_AIM OF THE EXERCISE_
Print every record exactly, but leave out the pictures.

======== EXTRACTED ENTRIES ========

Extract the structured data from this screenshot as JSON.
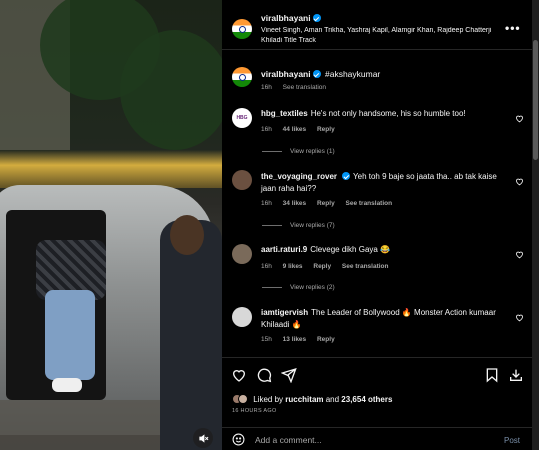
{
  "post": {
    "author": "viralbhayani",
    "collaborators_line": "Vineet Singh, Aman Trikha, Yashraj Kapil, Alamgir Khan, Rajdeep Chatterji",
    "audio_line": "Khiladi Title Track",
    "caption": "#akshaykumar",
    "caption_time": "16h",
    "see_translation": "See translation"
  },
  "comments": [
    {
      "username": "hbg_textiles",
      "avatar_text": "HBG",
      "text": "He's not only handsome, his so humble too!",
      "time": "16h",
      "likes": "44 likes",
      "reply": "Reply",
      "view_replies": "View replies (1)"
    },
    {
      "username": "the_voyaging_rover",
      "text": "Yeh toh 9 baje so jaata tha.. ab tak kaise jaan raha hai??",
      "time": "16h",
      "likes": "34 likes",
      "reply": "Reply",
      "translation": "See translation",
      "view_replies": "View replies (7)"
    },
    {
      "username": "aarti.raturi.9",
      "text": "Clevege dikh Gaya 😂",
      "time": "16h",
      "likes": "9 likes",
      "reply": "Reply",
      "translation": "See translation",
      "view_replies": "View replies (2)"
    },
    {
      "username": "iamtigervish",
      "text": "The Leader of Bollywood 🔥 Monster Action kumaar Khilaadi 🔥",
      "time": "15h",
      "likes": "13 likes",
      "reply": "Reply"
    }
  ],
  "likes_summary": {
    "prefix": "Liked by ",
    "user": "rucchitam",
    "middle": " and ",
    "count": "23,654 others"
  },
  "time_ago": "16 HOURS AGO",
  "add_comment": {
    "placeholder": "Add a comment...",
    "post_label": "Post"
  },
  "colors": {
    "background": "#000000",
    "verified": "#0095f6",
    "secondary_text": "#a8a8a8",
    "post_button_inactive": "#7a8fa8"
  },
  "icons": [
    "verified-badge-icon",
    "more-options-icon",
    "heart-icon",
    "comment-icon",
    "share-icon",
    "bookmark-icon",
    "download-icon",
    "emoji-icon",
    "mute-icon"
  ]
}
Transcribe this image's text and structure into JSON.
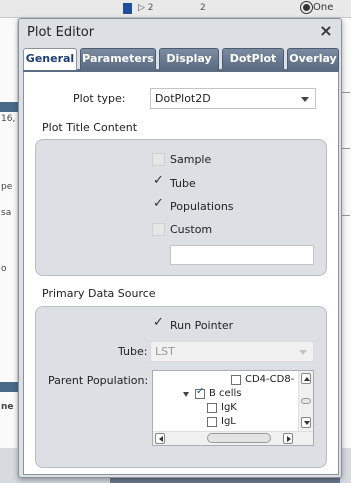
{
  "background": {
    "top_cells": [
      "▷ 2",
      "2"
    ],
    "top_right_label": "One",
    "left_fragments": [
      "16,",
      "pe",
      "sa",
      "o",
      "ne"
    ]
  },
  "dialog": {
    "title": "Plot Editor",
    "close_glyph": "×",
    "tabs": [
      {
        "label": "General",
        "active": true
      },
      {
        "label": "Parameters",
        "active": false
      },
      {
        "label": "Display",
        "active": false
      },
      {
        "label": "DotPlot",
        "active": false
      },
      {
        "label": "Overlay",
        "active": false
      }
    ],
    "general": {
      "plot_type_label": "Plot type:",
      "plot_type_value": "DotPlot2D",
      "plot_title_content_label": "Plot Title Content",
      "title_options": [
        {
          "label": "Sample",
          "checked": false
        },
        {
          "label": "Tube",
          "checked": true
        },
        {
          "label": "Populations",
          "checked": true
        },
        {
          "label": "Custom",
          "checked": false
        }
      ],
      "custom_title_value": "",
      "primary_data_source_label": "Primary Data Source",
      "run_pointer": {
        "label": "Run Pointer",
        "checked": true
      },
      "tube_label": "Tube:",
      "tube_value": "LST",
      "parent_population_label": "Parent Population:",
      "parent_population_items": [
        {
          "label": "CD4-CD8-",
          "checked": false,
          "level": 2
        },
        {
          "label": "B cells",
          "checked": true,
          "level": 1,
          "expanded": true
        },
        {
          "label": "IgK",
          "checked": false,
          "level": 2
        },
        {
          "label": "IgL",
          "checked": false,
          "level": 2
        }
      ]
    }
  },
  "check_glyph": "✓"
}
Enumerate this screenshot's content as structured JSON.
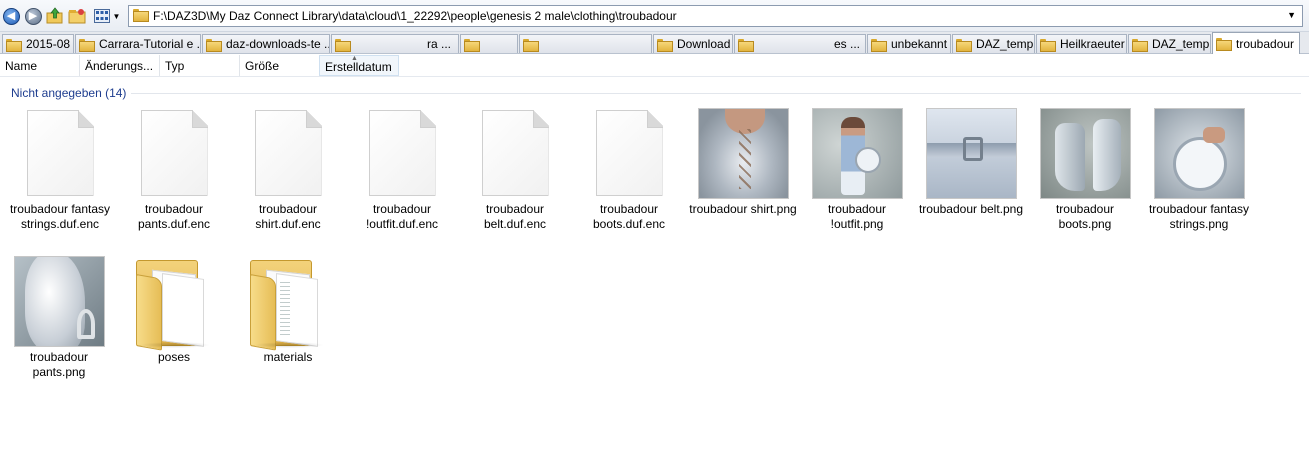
{
  "toolbar": {
    "address": "F:\\DAZ3D\\My Daz Connect Library\\data\\cloud\\1_22292\\people\\genesis 2 male\\clothing\\troubadour",
    "back_icon": "back-arrow-icon",
    "forward_icon": "forward-arrow-icon",
    "up_icon": "up-folder-icon",
    "favorites_icon": "folder-favorites-icon",
    "view_icon": "view-mode-icon"
  },
  "tabs": [
    {
      "label": "2015-08"
    },
    {
      "label": "Carrara-Tutorial e ..."
    },
    {
      "label": "daz-downloads-te ..."
    },
    {
      "label": "ra ..."
    },
    {
      "label": ""
    },
    {
      "label": ""
    },
    {
      "label": "Download"
    },
    {
      "label": "es ..."
    },
    {
      "label": "unbekannt"
    },
    {
      "label": "DAZ_temp"
    },
    {
      "label": "Heilkraeuter"
    },
    {
      "label": "DAZ_temp"
    },
    {
      "label": "troubadour"
    }
  ],
  "columns": [
    {
      "label": "Name"
    },
    {
      "label": "Änderungs..."
    },
    {
      "label": "Typ"
    },
    {
      "label": "Größe"
    },
    {
      "label": "Erstelldatum"
    }
  ],
  "group": {
    "label": "Nicht angegeben (14)"
  },
  "items": [
    {
      "label": "troubadour fantasy strings.duf.enc",
      "kind": "file"
    },
    {
      "label": "troubadour pants.duf.enc",
      "kind": "file"
    },
    {
      "label": "troubadour shirt.duf.enc",
      "kind": "file"
    },
    {
      "label": "troubadour !outfit.duf.enc",
      "kind": "file"
    },
    {
      "label": "troubadour belt.duf.enc",
      "kind": "file"
    },
    {
      "label": "troubadour boots.duf.enc",
      "kind": "file"
    },
    {
      "label": "troubadour shirt.png",
      "kind": "image"
    },
    {
      "label": "troubadour !outfit.png",
      "kind": "image"
    },
    {
      "label": "troubadour belt.png",
      "kind": "image"
    },
    {
      "label": "troubadour boots.png",
      "kind": "image"
    },
    {
      "label": "troubadour fantasy strings.png",
      "kind": "image"
    },
    {
      "label": "troubadour pants.png",
      "kind": "image"
    },
    {
      "label": "poses",
      "kind": "folder"
    },
    {
      "label": "materials",
      "kind": "folder"
    }
  ],
  "colors": {
    "group_header": "#1e3d8f",
    "folder": "#e2b43f",
    "toolbar_bg": "#eef1f5"
  }
}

========

_ANSWER BOX_
Extract the structured data from this screenshot as JSON.
{
  "post": {
    "author": "viralbhayani",
    "collaborators_line": "Vineet Singh, Aman Trikha, Yashraj Kapil, Alamgir Khan, Rajdeep Chatterji",
    "audio_line": "Khiladi Title Track",
    "caption": "#akshaykumar",
    "caption_time": "16h",
    "see_translation": "See translation"
  },
  "comments": [
    {
      "username": "hbg_textiles",
      "avatar_text": "HBG",
      "text": "He's not only handsome, his so humble too!",
      "time": "16h",
      "likes": "44 likes",
      "reply": "Reply",
      "view_replies": "View replies (1)"
    },
    {
      "username": "the_voyaging_rover",
      "text": "Yeh toh 9 baje so jaata tha.. ab tak kaise jaan raha hai??",
      "time": "16h",
      "likes": "34 likes",
      "reply": "Reply",
      "translation": "See translation",
      "view_replies": "View replies (7)"
    },
    {
      "username": "aarti.raturi.9",
      "text": "Clevege dikh Gaya 😂",
      "time": "16h",
      "likes": "9 likes",
      "reply": "Reply",
      "translation": "See translation",
      "view_replies": "View replies (2)"
    },
    {
      "username": "iamtigervish",
      "text": "The Leader of Bollywood 🔥 Monster Action kumaar Khilaadi 🔥",
      "time": "15h",
      "likes": "13 likes",
      "reply": "Reply"
    }
  ],
  "likes_summary": {
    "prefix": "Liked by ",
    "user": "rucchitam",
    "middle": " and ",
    "count": "23,654 others"
  },
  "time_ago": "16 HOURS AGO",
  "add_comment": {
    "placeholder": "Add a comment...",
    "post_label": "Post"
  },
  "colors": {
    "background": "#000000",
    "verified": "#0095f6",
    "secondary_text": "#a8a8a8",
    "post_button_inactive": "#7a8fa8"
  },
  "icons": [
    "verified-badge-icon",
    "more-options-icon",
    "heart-icon",
    "comment-icon",
    "share-icon",
    "bookmark-icon",
    "download-icon",
    "emoji-icon",
    "mute-icon"
  ]
}
Transcribe this image's text and structure into JSON.
{
  "background": {
    "top_cells": [
      "▷ 2",
      "2"
    ],
    "top_right_label": "One",
    "left_fragments": [
      "16,",
      "pe",
      "sa",
      "o",
      "ne"
    ]
  },
  "dialog": {
    "title": "Plot Editor",
    "close_glyph": "×",
    "tabs": [
      {
        "label": "General",
        "active": true
      },
      {
        "label": "Parameters",
        "active": false
      },
      {
        "label": "Display",
        "active": false
      },
      {
        "label": "DotPlot",
        "active": false
      },
      {
        "label": "Overlay",
        "active": false
      }
    ],
    "general": {
      "plot_type_label": "Plot type:",
      "plot_type_value": "DotPlot2D",
      "plot_title_content_label": "Plot Title Content",
      "title_options": [
        {
          "label": "Sample",
          "checked": false
        },
        {
          "label": "Tube",
          "checked": true
        },
        {
          "label": "Populations",
          "checked": true
        },
        {
          "label": "Custom",
          "checked": false
        }
      ],
      "custom_title_value": "",
      "primary_data_source_label": "Primary Data Source",
      "run_pointer": {
        "label": "Run Pointer",
        "checked": true
      },
      "tube_label": "Tube:",
      "tube_value": "LST",
      "parent_population_label": "Parent Population:",
      "parent_population_items": [
        {
          "label": "CD4-CD8-",
          "checked": false,
          "level": 2
        },
        {
          "label": "B cells",
          "checked": true,
          "level": 1,
          "expanded": true
        },
        {
          "label": "IgK",
          "checked": false,
          "level": 2
        },
        {
          "label": "IgL",
          "checked": false,
          "level": 2
        }
      ]
    }
  },
  "check_glyph": "✓"
}
Enumerate this screenshot's content as structured JSON.
{
  "toolbar": {
    "address": "F:\\DAZ3D\\My Daz Connect Library\\data\\cloud\\1_22292\\people\\genesis 2 male\\clothing\\troubadour",
    "back_icon": "back-arrow-icon",
    "forward_icon": "forward-arrow-icon",
    "up_icon": "up-folder-icon",
    "favorites_icon": "folder-favorites-icon",
    "view_icon": "view-mode-icon"
  },
  "tabs": [
    {
      "label": "2015-08"
    },
    {
      "label": "Carrara-Tutorial e ..."
    },
    {
      "label": "daz-downloads-te ..."
    },
    {
      "label": "ra ..."
    },
    {
      "label": ""
    },
    {
      "label": ""
    },
    {
      "label": "Download"
    },
    {
      "label": "es ..."
    },
    {
      "label": "unbekannt"
    },
    {
      "label": "DAZ_temp"
    },
    {
      "label": "Heilkraeuter"
    },
    {
      "label": "DAZ_temp"
    },
    {
      "label": "troubadour"
    }
  ],
  "columns": [
    {
      "label": "Name"
    },
    {
      "label": "Änderungs..."
    },
    {
      "label": "Typ"
    },
    {
      "label": "Größe"
    },
    {
      "label": "Erstelldatum"
    }
  ],
  "group": {
    "label": "Nicht angegeben (14)"
  },
  "items": [
    {
      "label": "troubadour fantasy strings.duf.enc",
      "kind": "file"
    },
    {
      "label": "troubadour pants.duf.enc",
      "kind": "file"
    },
    {
      "label": "troubadour shirt.duf.enc",
      "kind": "file"
    },
    {
      "label": "troubadour !outfit.duf.enc",
      "kind": "file"
    },
    {
      "label": "troubadour belt.duf.enc",
      "kind": "file"
    },
    {
      "label": "troubadour boots.duf.enc",
      "kind": "file"
    },
    {
      "label": "troubadour shirt.png",
      "kind": "image"
    },
    {
      "label": "troubadour !outfit.png",
      "kind": "image"
    },
    {
      "label": "troubadour belt.png",
      "kind": "image"
    },
    {
      "label": "troubadour boots.png",
      "kind": "image"
    },
    {
      "label": "troubadour fantasy strings.png",
      "kind": "image"
    },
    {
      "label": "troubadour pants.png",
      "kind": "image"
    },
    {
      "label": "poses",
      "kind": "folder"
    },
    {
      "label": "materials",
      "kind": "folder"
    }
  ],
  "colors": {
    "group_header": "#1e3d8f",
    "folder": "#e2b43f",
    "toolbar_bg": "#eef1f5"
  }
}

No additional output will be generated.